Exercise prompt
State only the number of lines that include "рабочих".

Input records
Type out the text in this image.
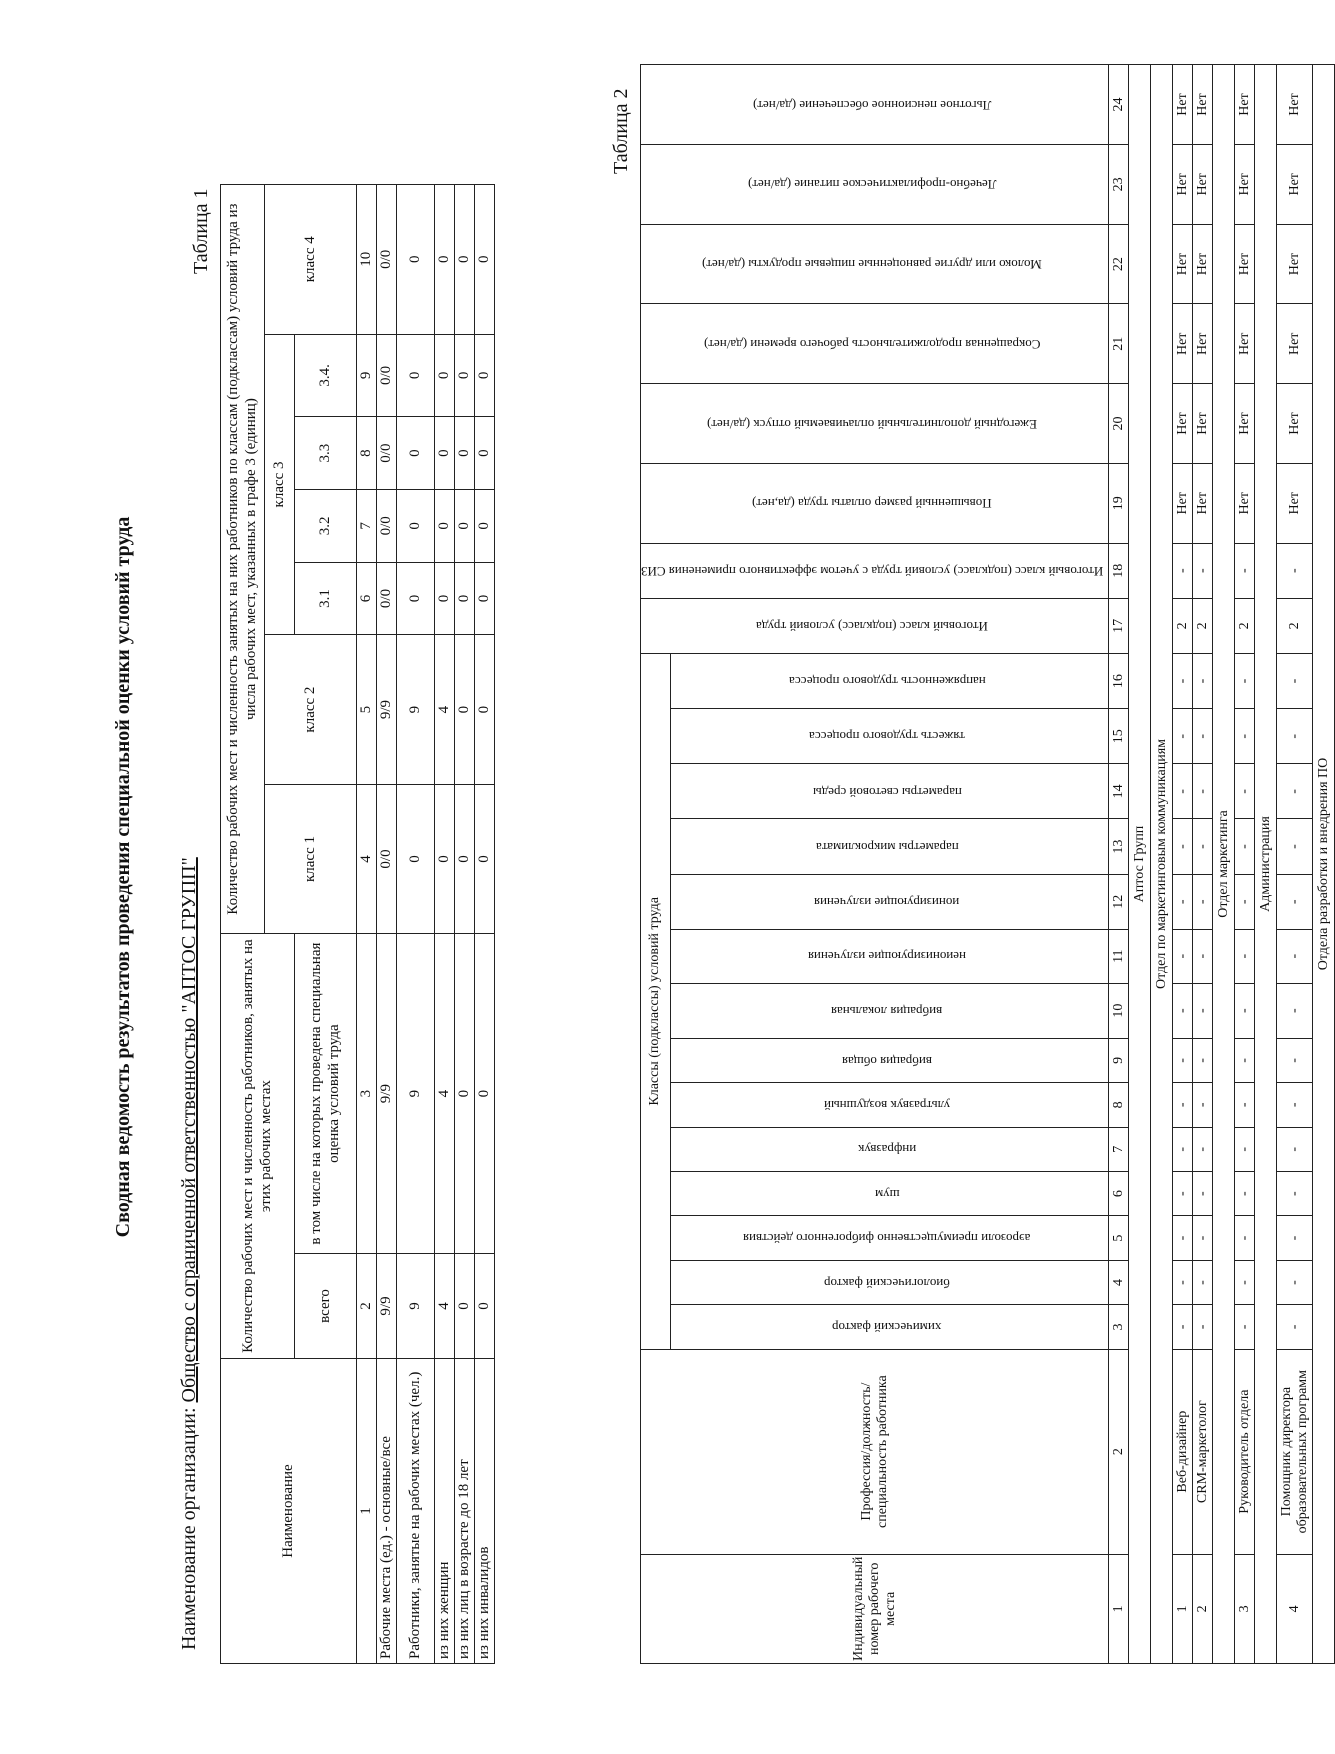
Сводная ведомость результатов проведения специальной оценки условий труда
Наименование организации: Общество с ограниченной ответственностью "АПТОС ГРУПП"
Таблица 1
Наименование	Количество рабочих мест и численность работников, занятых на этих рабочих местах		Количество рабочих мест и численность занятых на них работников по классам (подклассам) условий труда из числа рабочих мест, указанных в графе 3 (единиц)						
			класс 1	класс 2	класс 3				класс 4
	всего	в том числе на которых проведена специальная оценка условий труда			3.1	3.2	3.3	3.4.	
1	2	3	4	5	6	7	8	9	10
Рабочие места (ед.) - основные/все	9/9	9/9	0/0	9/9	0/0	0/0	0/0	0/0	0/0
Работники, занятые на рабочих местах (чел.)	9	9	0	9	0	0	0	0	0
из них женщин	4	4	0	4	0	0	0	0	0
из них лиц в возрасте до 18 лет	0	0	0	0	0	0	0	0	0
из них инвалидов	0	0	0	0	0	0	0	0	0
Таблица 2
Индивидуальный номер рабочего места	Профессия/должность/специальность работника	Классы (подклассы) условий труда														Итоговый класс (подкласс) условий труда	Итоговый класс (подкласс) условий труда с учетом эффективного применения СИЗ	Повышенный размер оплаты труда (да,нет)	Ежегодный дополнительный оплачиваемый отпуск (да/нет)	Сокращенная продолжительность рабочего времени (да/нет)	Молоко или другие равноценные пищевые продукты (да/нет)	Лечебно-профилактическое питание (да/нет)	Льготное пенсионное обеспечение (да/нет)
		химический фактор	биологический фактор	аэрозоли преимущественно фиброгенного действия	шум	инфразвук	ультразвук воздушный	вибрация общая	вибрация локальная	неионизирующие излучения	ионизирующие излучения	параметры микроклимата	параметры световой среды	тяжесть трудового процесса	напряженность трудового процесса								
1	2	3	4	5	6	7	8	9	10	11	12	13	14	15	16	17	18	19	20	21	22	23	24
Аптос Групп																							
Отдел по маркетинговым коммуникациям																							
1	Веб-дизайнер	-	-	-	-	-	-	-	-	-	-	-	-	-	-	2	-	Нет	Нет	Нет	Нет	Нет	Нет
2	CRM-маркетолог	-	-	-	-	-	-	-	-	-	-	-	-	-	-	2	-	Нет	Нет	Нет	Нет	Нет	Нет
Отдел маркетинга																							
3	Руководитель отдела	-	-	-	-	-	-	-	-	-	-	-	-	-	-	2	-	Нет	Нет	Нет	Нет	Нет	Нет
Администрация																							
4	Помощник директора образовательных программ	-	-	-	-	-	-	-	-	-	-	-	-	-	-	2	-	Нет	Нет	Нет	Нет	Нет	Нет
Отдела разработки и внедрения ПО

Answer to the exercise
2